(Dataset entries)
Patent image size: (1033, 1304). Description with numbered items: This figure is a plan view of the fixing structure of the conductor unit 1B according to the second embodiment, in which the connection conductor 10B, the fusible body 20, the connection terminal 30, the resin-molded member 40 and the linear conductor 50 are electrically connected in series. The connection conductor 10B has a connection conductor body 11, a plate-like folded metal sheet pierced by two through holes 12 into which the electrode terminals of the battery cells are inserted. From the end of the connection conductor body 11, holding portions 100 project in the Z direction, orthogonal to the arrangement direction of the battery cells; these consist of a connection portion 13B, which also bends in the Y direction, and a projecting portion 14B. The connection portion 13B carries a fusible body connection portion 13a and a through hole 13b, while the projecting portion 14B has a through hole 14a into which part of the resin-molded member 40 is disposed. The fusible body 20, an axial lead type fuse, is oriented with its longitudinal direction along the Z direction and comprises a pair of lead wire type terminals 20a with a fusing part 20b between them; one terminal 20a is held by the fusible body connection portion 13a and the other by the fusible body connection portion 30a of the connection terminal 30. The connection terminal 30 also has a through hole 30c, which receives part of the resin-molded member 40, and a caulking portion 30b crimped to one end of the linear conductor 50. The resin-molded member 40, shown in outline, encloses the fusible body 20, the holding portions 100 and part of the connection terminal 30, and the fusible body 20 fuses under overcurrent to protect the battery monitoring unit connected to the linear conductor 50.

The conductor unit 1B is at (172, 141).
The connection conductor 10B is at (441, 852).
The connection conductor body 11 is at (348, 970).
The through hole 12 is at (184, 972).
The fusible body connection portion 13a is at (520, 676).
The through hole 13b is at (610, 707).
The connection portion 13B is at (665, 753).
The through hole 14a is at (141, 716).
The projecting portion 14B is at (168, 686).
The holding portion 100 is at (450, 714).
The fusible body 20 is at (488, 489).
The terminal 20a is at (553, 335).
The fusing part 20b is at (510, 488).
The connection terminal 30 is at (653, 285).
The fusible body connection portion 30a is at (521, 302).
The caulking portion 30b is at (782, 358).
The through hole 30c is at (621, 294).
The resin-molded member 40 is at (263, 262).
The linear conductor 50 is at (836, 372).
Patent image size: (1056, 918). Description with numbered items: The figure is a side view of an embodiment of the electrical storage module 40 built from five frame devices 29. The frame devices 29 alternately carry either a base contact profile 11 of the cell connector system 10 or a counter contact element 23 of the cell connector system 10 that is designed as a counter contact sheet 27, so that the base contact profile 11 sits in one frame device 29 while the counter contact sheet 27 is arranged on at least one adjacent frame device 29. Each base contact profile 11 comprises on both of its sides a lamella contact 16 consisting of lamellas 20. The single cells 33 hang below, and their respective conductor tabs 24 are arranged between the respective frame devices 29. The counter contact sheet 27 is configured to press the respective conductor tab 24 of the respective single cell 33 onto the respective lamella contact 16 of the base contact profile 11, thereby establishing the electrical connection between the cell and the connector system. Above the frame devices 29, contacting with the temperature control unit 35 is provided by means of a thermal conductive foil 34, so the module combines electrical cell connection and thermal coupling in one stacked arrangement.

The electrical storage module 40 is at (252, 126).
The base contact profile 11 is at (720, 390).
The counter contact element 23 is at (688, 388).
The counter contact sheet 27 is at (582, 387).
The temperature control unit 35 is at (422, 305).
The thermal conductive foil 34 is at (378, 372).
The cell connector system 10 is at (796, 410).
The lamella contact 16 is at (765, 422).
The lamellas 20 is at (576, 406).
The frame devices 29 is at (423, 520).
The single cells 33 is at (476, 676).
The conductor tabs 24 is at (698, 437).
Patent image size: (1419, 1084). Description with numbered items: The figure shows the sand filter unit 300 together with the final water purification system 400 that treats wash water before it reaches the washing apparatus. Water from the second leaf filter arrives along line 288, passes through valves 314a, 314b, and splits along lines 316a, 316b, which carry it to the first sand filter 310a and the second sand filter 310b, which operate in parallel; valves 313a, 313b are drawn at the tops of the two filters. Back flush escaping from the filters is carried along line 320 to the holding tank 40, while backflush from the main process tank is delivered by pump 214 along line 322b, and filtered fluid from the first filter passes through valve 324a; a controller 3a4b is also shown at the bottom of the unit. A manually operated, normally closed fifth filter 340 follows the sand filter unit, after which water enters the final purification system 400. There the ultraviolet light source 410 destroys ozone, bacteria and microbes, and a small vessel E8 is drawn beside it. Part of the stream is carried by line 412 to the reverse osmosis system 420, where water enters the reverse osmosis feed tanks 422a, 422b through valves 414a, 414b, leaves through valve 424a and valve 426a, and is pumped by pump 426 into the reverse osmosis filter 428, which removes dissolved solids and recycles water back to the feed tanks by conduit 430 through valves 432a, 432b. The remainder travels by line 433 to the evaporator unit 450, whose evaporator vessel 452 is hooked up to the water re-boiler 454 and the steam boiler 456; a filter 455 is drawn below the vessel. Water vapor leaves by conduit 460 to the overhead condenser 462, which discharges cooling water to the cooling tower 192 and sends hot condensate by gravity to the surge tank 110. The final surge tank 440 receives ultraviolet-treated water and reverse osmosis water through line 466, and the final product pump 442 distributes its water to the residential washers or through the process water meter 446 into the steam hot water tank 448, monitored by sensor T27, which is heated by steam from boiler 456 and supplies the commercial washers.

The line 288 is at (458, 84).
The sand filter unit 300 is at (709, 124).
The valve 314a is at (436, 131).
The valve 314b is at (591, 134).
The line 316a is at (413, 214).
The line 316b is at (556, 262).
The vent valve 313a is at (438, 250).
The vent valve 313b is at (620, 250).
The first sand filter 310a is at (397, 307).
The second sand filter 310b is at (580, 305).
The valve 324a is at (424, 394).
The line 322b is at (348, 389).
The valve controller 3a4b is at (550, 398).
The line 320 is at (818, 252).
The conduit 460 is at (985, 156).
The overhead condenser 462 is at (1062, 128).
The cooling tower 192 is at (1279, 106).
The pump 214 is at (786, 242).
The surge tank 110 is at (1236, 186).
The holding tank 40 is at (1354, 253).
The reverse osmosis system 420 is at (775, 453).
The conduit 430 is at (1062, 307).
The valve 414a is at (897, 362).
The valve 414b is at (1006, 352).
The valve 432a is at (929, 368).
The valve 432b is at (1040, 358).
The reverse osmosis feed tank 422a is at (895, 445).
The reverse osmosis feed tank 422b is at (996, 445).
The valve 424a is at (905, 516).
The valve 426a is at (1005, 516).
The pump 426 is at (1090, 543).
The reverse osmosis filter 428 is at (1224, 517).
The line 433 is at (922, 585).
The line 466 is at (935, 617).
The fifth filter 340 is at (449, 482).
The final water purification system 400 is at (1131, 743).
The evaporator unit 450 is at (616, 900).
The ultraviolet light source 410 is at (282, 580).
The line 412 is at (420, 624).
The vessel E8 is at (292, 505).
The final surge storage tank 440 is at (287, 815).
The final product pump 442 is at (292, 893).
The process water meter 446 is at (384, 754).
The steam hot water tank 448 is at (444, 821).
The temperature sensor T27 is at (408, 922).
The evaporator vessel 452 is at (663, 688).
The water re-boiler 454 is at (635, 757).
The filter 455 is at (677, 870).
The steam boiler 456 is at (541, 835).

* _What you need to do_: Reproduce the data in its entirety. Keep every character unchanged.

* _Output for this task_:
Patent image size: (1033, 1304). Description with numbered items: This figure is a plan view of the fixing structure of the conductor unit 1B according to the second embodiment, in which the connection conductor 10B, the fusible body 20, the connection terminal 30, the resin-molded member 40 and the linear conductor 50 are electrically connected in series. The connection conductor 10B has a connection conductor body 11, a plate-like folded metal sheet pierced by two through holes 12 into which the electrode terminals of the battery cells are inserted. From the end of the connection conductor body 11, holding portions 100 project in the Z direction, orthogonal to the arrangement direction of the battery cells; these consist of a connection portion 13B, which also bends in the Y direction, and a projecting portion 14B. The connection portion 13B carries a fusible body connection portion 13a and a through hole 13b, while the projecting portion 14B has a through hole 14a into which part of the resin-molded member 40 is disposed. The fusible body 20, an axial lead type fuse, is oriented with its longitudinal direction along the Z direction and comprises a pair of lead wire type terminals 20a with a fusing part 20b between them; one terminal 20a is held by the fusible body connection portion 13a and the other by the fusible body connection portion 30a of the connection terminal 30. The connection terminal 30 also has a through hole 30c, which receives part of the resin-molded member 40, and a caulking portion 30b crimped to one end of the linear conductor 50. The resin-molded member 40, shown in outline, encloses the fusible body 20, the holding portions 100 and part of the connection terminal 30, and the fusible body 20 fuses under overcurrent to protect the battery monitoring unit connected to the linear conductor 50.

The conductor unit 1B is at (172, 141).
The connection conductor 10B is at (441, 852).
The connection conductor body 11 is at (348, 970).
The through hole 12 is at (184, 972).
The fusible body connection portion 13a is at (520, 676).
The through hole 13b is at (610, 707).
The connection portion 13B is at (665, 753).
The through hole 14a is at (141, 716).
The projecting portion 14B is at (168, 686).
The holding portion 100 is at (450, 714).
The fusible body 20 is at (488, 489).
The terminal 20a is at (553, 335).
The fusing part 20b is at (510, 488).
The connection terminal 30 is at (653, 285).
The fusible body connection portion 30a is at (521, 302).
The caulking portion 30b is at (782, 358).
The through hole 30c is at (621, 294).
The resin-molded member 40 is at (263, 262).
The linear conductor 50 is at (836, 372).
Patent image size: (1056, 918). Description with numbered items: The figure is a side view of an embodiment of the electrical storage module 40 built from five frame devices 29. The frame devices 29 alternately carry either a base contact profile 11 of the cell connector system 10 or a counter contact element 23 of the cell connector system 10 that is designed as a counter contact sheet 27, so that the base contact profile 11 sits in one frame device 29 while the counter contact sheet 27 is arranged on at least one adjacent frame device 29. Each base contact profile 11 comprises on both of its sides a lamella contact 16 consisting of lamellas 20. The single cells 33 hang below, and their respective conductor tabs 24 are arranged between the respective frame devices 29. The counter contact sheet 27 is configured to press the respective conductor tab 24 of the respective single cell 33 onto the respective lamella contact 16 of the base contact profile 11, thereby establishing the electrical connection between the cell and the connector system. Above the frame devices 29, contacting with the temperature control unit 35 is provided by means of a thermal conductive foil 34, so the module combines electrical cell connection and thermal coupling in one stacked arrangement.

The electrical storage module 40 is at (252, 126).
The base contact profile 11 is at (720, 390).
The counter contact element 23 is at (688, 388).
The counter contact sheet 27 is at (582, 387).
The temperature control unit 35 is at (422, 305).
The thermal conductive foil 34 is at (378, 372).
The cell connector system 10 is at (796, 410).
The lamella contact 16 is at (765, 422).
The lamellas 20 is at (576, 406).
The frame devices 29 is at (423, 520).
The single cells 33 is at (476, 676).
The conductor tabs 24 is at (698, 437).
Patent image size: (1419, 1084). Description with numbered items: The figure shows the sand filter unit 300 together with the final water purification system 400 that treats wash water before it reaches the washing apparatus. Water from the second leaf filter arrives along line 288, passes through valves 314a, 314b, and splits along lines 316a, 316b, which carry it to the first sand filter 310a and the second sand filter 310b, which operate in parallel; valves 313a, 313b are drawn at the tops of the two filters. Back flush escaping from the filters is carried along line 320 to the holding tank 40, while backflush from the main process tank is delivered by pump 214 along line 322b, and filtered fluid from the first filter passes through valve 324a; a controller 3a4b is also shown at the bottom of the unit. A manually operated, normally closed fifth filter 340 follows the sand filter unit, after which water enters the final purification system 400. There the ultraviolet light source 410 destroys ozone, bacteria and microbes, and a small vessel E8 is drawn beside it. Part of the stream is carried by line 412 to the reverse osmosis system 420, where water enters the reverse osmosis feed tanks 422a, 422b through valves 414a, 414b, leaves through valve 424a and valve 426a, and is pumped by pump 426 into the reverse osmosis filter 428, which removes dissolved solids and recycles water back to the feed tanks by conduit 430 through valves 432a, 432b. The remainder travels by line 433 to the evaporator unit 450, whose evaporator vessel 452 is hooked up to the water re-boiler 454 and the steam boiler 456; a filter 455 is drawn below the vessel. Water vapor leaves by conduit 460 to the overhead condenser 462, which discharges cooling water to the cooling tower 192 and sends hot condensate by gravity to the surge tank 110. The final surge tank 440 receives ultraviolet-treated water and reverse osmosis water through line 466, and the final product pump 442 distributes its water to the residential washers or through the process water meter 446 into the steam hot water tank 448, monitored by sensor T27, which is heated by steam from boiler 456 and supplies the commercial washers.

The line 288 is at (458, 84).
The sand filter unit 300 is at (709, 124).
The valve 314a is at (436, 131).
The valve 314b is at (591, 134).
The line 316a is at (413, 214).
The line 316b is at (556, 262).
The vent valve 313a is at (438, 250).
The vent valve 313b is at (620, 250).
The first sand filter 310a is at (397, 307).
The second sand filter 310b is at (580, 305).
The valve 324a is at (424, 394).
The line 322b is at (348, 389).
The valve controller 3a4b is at (550, 398).
The line 320 is at (818, 252).
The conduit 460 is at (985, 156).
The overhead condenser 462 is at (1062, 128).
The cooling tower 192 is at (1279, 106).
The pump 214 is at (786, 242).
The surge tank 110 is at (1236, 186).
The holding tank 40 is at (1354, 253).
The reverse osmosis system 420 is at (775, 453).
The conduit 430 is at (1062, 307).
The valve 414a is at (897, 362).
The valve 414b is at (1006, 352).
The valve 432a is at (929, 368).
The valve 432b is at (1040, 358).
The reverse osmosis feed tank 422a is at (895, 445).
The reverse osmosis feed tank 422b is at (996, 445).
The valve 424a is at (905, 516).
The valve 426a is at (1005, 516).
The pump 426 is at (1090, 543).
The reverse osmosis filter 428 is at (1224, 517).
The line 433 is at (922, 585).
The line 466 is at (935, 617).
The fifth filter 340 is at (449, 482).
The final water purification system 400 is at (1131, 743).
The evaporator unit 450 is at (616, 900).
The ultraviolet light source 410 is at (282, 580).
The line 412 is at (420, 624).
The vessel E8 is at (292, 505).
The final surge storage tank 440 is at (287, 815).
The final product pump 442 is at (292, 893).
The process water meter 446 is at (384, 754).
The steam hot water tank 448 is at (444, 821).
The temperature sensor T27 is at (408, 922).
The evaporator vessel 452 is at (663, 688).
The water re-boiler 454 is at (635, 757).
The filter 455 is at (677, 870).
The steam boiler 456 is at (541, 835).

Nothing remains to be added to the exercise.